— START OF SOURCE DATA —

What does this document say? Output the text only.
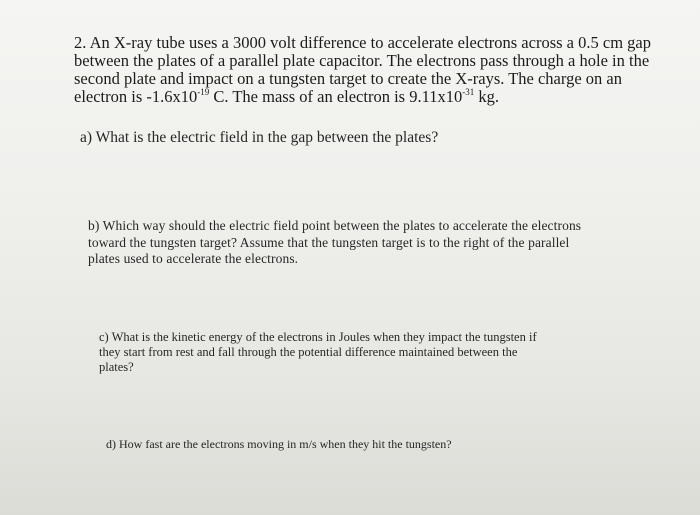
2. An X-ray tube uses a 3000 volt difference to accelerate electrons across a 0.5 cm gap
between the plates of a parallel plate capacitor. The electrons pass through a hole in the
second plate and impact on a tungsten target to create the X-rays. The charge on an
electron is $-1.6x10^{-19}$ C. The mass of an electron is $9.11x10^{-31}$ kg.
a) What is the electric field in the gap between the plates?
b) Which way should the electric field point between the plates to accelerate the electrons
toward the tungsten target? Assume that the tungsten target is to the right of the parallel
plates used to accelerate the electrons.
c) What is the kinetic energy of the electrons in Joules when they impact the tungsten if
they start from rest and fall through the potential difference maintained between the
plates?
d) How fast are the electrons moving in m/s when they hit the tungsten?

— END OF SOURCE DATA —

WHAT YOU WILL DO ▸ Retype the entries word for word. Omit any images.

EXERCISE OUTPUT ▸
What does this document say? Output the text only.
2. An X-ray tube uses a 3000 volt difference to accelerate electrons across a 0.5 cm gap
between the plates of a parallel plate capacitor. The electrons pass through a hole in the
second plate and impact on a tungsten target to create the X-rays. The charge on an
electron is $-1.6x10^{-19}$ C. The mass of an electron is $9.11x10^{-31}$ kg.
a) What is the electric field in the gap between the plates?
b) Which way should the electric field point between the plates to accelerate the electrons
toward the tungsten target? Assume that the tungsten target is to the right of the parallel
plates used to accelerate the electrons.
c) What is the kinetic energy of the electrons in Joules when they impact the tungsten if
they start from rest and fall through the potential difference maintained between the
plates?
d) How fast are the electrons moving in m/s when they hit the tungsten?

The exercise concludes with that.